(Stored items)
================

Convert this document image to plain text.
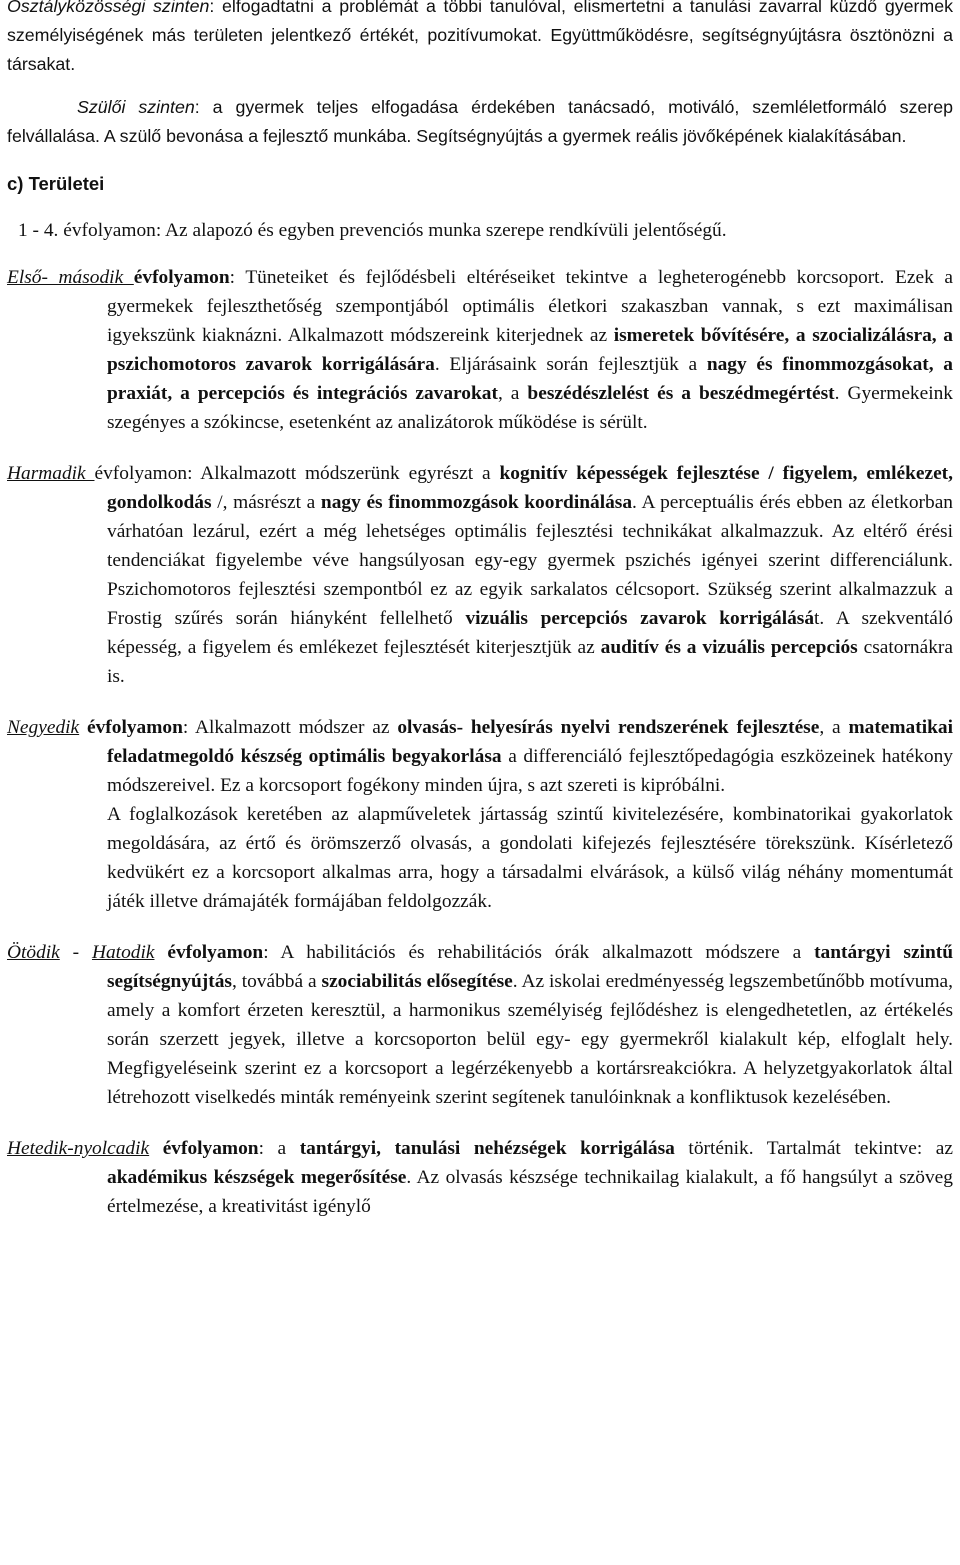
Osztályközösségi szinten: elfogadtatni a problémát a többi tanulóval, elismertetni a tanulási zavarral küzdő gyermek személyiségének más területen jelentkező értékét, pozitívumokat. Együttműködésre, segítségnyújtásra ösztönözni a társakat.

Szülői szinten: a gyermek teljes elfogadása érdekében tanácsadó, motiváló, szemléletformáló szerep felvállalása. A szülő bevonása a fejlesztő munkába. Segítségnyújtás a gyermek reális jövőképének kialakításában.

c) Területei

1 - 4. évfolyamon: Az alapozó és egyben prevenciós munka szerepe rendkívüli jelentőségű.

Első- második évfolyamon: Tüneteiket és fejlődésbeli eltéréseiket tekintve a legheterogénebb korcsoport. Ezek a gyermekek fejleszthetőség szempontjából optimális életkori szakaszban vannak, s ezt maximálisan igyekszünk kiaknázni. Alkalmazott módszereink kiterjednek az ismeretek bővítésére, a szocializálásra, a pszichomotoros zavarok korrigálására. Eljárásaink során fejlesztjük a nagy és finommozgásokat, a praxiát, a percepciós és integrációs zavarokat, a beszédészlelést és a beszédmegértést. Gyermekeink szegényes a szókincse, esetenként az analizátorok működése is sérült.

Harmadik évfolyamon: Alkalmazott módszerünk egyrészt a kognitív képességek fejlesztése / figyelem, emlékezet, gondolkodás /, másrészt a nagy és finommozgások koordinálása. A perceptuális érés ebben az életkorban várhatóan lezárul, ezért a még lehetséges optimális fejlesztési technikákat alkalmazzuk. Az eltérő érési tendenciákat figyelembe véve hangsúlyosan egy-egy gyermek pszichés igényei szerint differenciálunk. Pszichomotoros fejlesztési szempontból ez az egyik sarkalatos célcsoport. Szükség szerint alkalmazzuk a Frostig szűrés során hiányként fellelhető vizuális percepciós zavarok korrigálását. A szekventáló képesség, a figyelem és emlékezet fejlesztését kiterjesztjük az auditív és a vizuális percepciós csatornákra is.

Negyedik évfolyamon: Alkalmazott módszer az olvasás- helyesírás nyelvi rendszerének fejlesztése, a matematikai feladatmegoldó készség optimális begyakorlása a differenciáló fejlesztőpedagógia eszközeinek hatékony módszereivel. Ez a korcsoport fogékony minden újra, s azt szereti is kipróbálni.

A foglalkozások keretében az alapműveletek jártasság szintű kivitelezésére, kombinatorikai gyakorlatok megoldására, az értő és örömszerző olvasás, a gondolati kifejezés fejlesztésére törekszünk. Kísérletező kedvükért ez a korcsoport alkalmas arra, hogy a társadalmi elvárások, a külső világ néhány momentumát játék illetve drámajáték formájában feldolgozzák.

Ötödik - Hatodik évfolyamon: A habilitációs és rehabilitációs órák alkalmazott módszere a tantárgyi szintű segítségnyújtás, továbbá a szociabilitás elősegítése. Az iskolai eredményesség legszembetűnőbb motívuma, amely a komfort érzeten keresztül, a harmonikus személyiség fejlődéshez is elengedhetetlen, az értékelés során szerzett jegyek, illetve a korcsoporton belül egy- egy gyermekről kialakult kép, elfoglalt hely. Megfigyeléseink szerint ez a korcsoport a legérzékenyebb a kortársreakciókra. A helyzetgyakorlatok által létrehozott viselkedés minták reményeink szerint segítenek tanulóinknak a konfliktusok kezelésében.

Hetedik-nyolcadik évfolyamon: a tantárgyi, tanulási nehézségek korrigálása történik. Tartalmát tekintve: az akadémikus készségek megerősítése. Az olvasás készsége technikailag kialakult, a fő hangsúlyt a szöveg értelmezése, a kreativitást igénylő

================

- _PROBLEM DESCRIPTION_
Your task is to reproduce all of the material exactly. The pictures stay out.

- _RESULT_
Convert this document image to plain text.
Osztályközösségi szinten: elfogadtatni a problémát a többi tanulóval, elismertetni a tanulási zavarral küzdő gyermek személyiségének más területen jelentkező értékét, pozitívumokat. Együttműködésre, segítségnyújtásra ösztönözni a társakat.

Szülői szinten: a gyermek teljes elfogadása érdekében tanácsadó, motiváló, szemléletformáló szerep felvállalása. A szülő bevonása a fejlesztő munkába. Segítségnyújtás a gyermek reális jövőképének kialakításában.

c) Területei

1 - 4. évfolyamon: Az alapozó és egyben prevenciós munka szerepe rendkívüli jelentőségű.

Első- második évfolyamon: Tüneteiket és fejlődésbeli eltéréseiket tekintve a legheterogénebb korcsoport. Ezek a gyermekek fejleszthetőség szempontjából optimális életkori szakaszban vannak, s ezt maximálisan igyekszünk kiaknázni. Alkalmazott módszereink kiterjednek az ismeretek bővítésére, a szocializálásra, a pszichomotoros zavarok korrigálására. Eljárásaink során fejlesztjük a nagy és finommozgásokat, a praxiát, a percepciós és integrációs zavarokat, a beszédészlelést és a beszédmegértést. Gyermekeink szegényes a szókincse, esetenként az analizátorok működése is sérült.

Harmadik évfolyamon: Alkalmazott módszerünk egyrészt a kognitív képességek fejlesztése / figyelem, emlékezet, gondolkodás /, másrészt a nagy és finommozgások koordinálása. A perceptuális érés ebben az életkorban várhatóan lezárul, ezért a még lehetséges optimális fejlesztési technikákat alkalmazzuk. Az eltérő érési tendenciákat figyelembe véve hangsúlyosan egy-egy gyermek pszichés igényei szerint differenciálunk. Pszichomotoros fejlesztési szempontból ez az egyik sarkalatos célcsoport. Szükség szerint alkalmazzuk a Frostig szűrés során hiányként fellelhető vizuális percepciós zavarok korrigálását. A szekventáló képesség, a figyelem és emlékezet fejlesztését kiterjesztjük az auditív és a vizuális percepciós csatornákra is.

Negyedik évfolyamon: Alkalmazott módszer az olvasás- helyesírás nyelvi rendszerének fejlesztése, a matematikai feladatmegoldó készség optimális begyakorlása a differenciáló fejlesztőpedagógia eszközeinek hatékony módszereivel. Ez a korcsoport fogékony minden újra, s azt szereti is kipróbálni.

A foglalkozások keretében az alapműveletek jártasság szintű kivitelezésére, kombinatorikai gyakorlatok megoldására, az értő és örömszerző olvasás, a gondolati kifejezés fejlesztésére törekszünk. Kísérletező kedvükért ez a korcsoport alkalmas arra, hogy a társadalmi elvárások, a külső világ néhány momentumát játék illetve drámajáték formájában feldolgozzák.

Ötödik - Hatodik évfolyamon: A habilitációs és rehabilitációs órák alkalmazott módszere a tantárgyi szintű segítségnyújtás, továbbá a szociabilitás elősegítése. Az iskolai eredményesség legszembetűnőbb motívuma, amely a komfort érzeten keresztül, a harmonikus személyiség fejlődéshez is elengedhetetlen, az értékelés során szerzett jegyek, illetve a korcsoporton belül egy- egy gyermekről kialakult kép, elfoglalt hely. Megfigyeléseink szerint ez a korcsoport a legérzékenyebb a kortársreakciókra. A helyzetgyakorlatok által létrehozott viselkedés minták reményeink szerint segítenek tanulóinknak a konfliktusok kezelésében.

Hetedik-nyolcadik évfolyamon: a tantárgyi, tanulási nehézségek korrigálása történik. Tartalmát tekintve: az akadémikus készségek megerősítése. Az olvasás készsége technikailag kialakult, a fő hangsúlyt a szöveg értelmezése, a kreativitást igénylő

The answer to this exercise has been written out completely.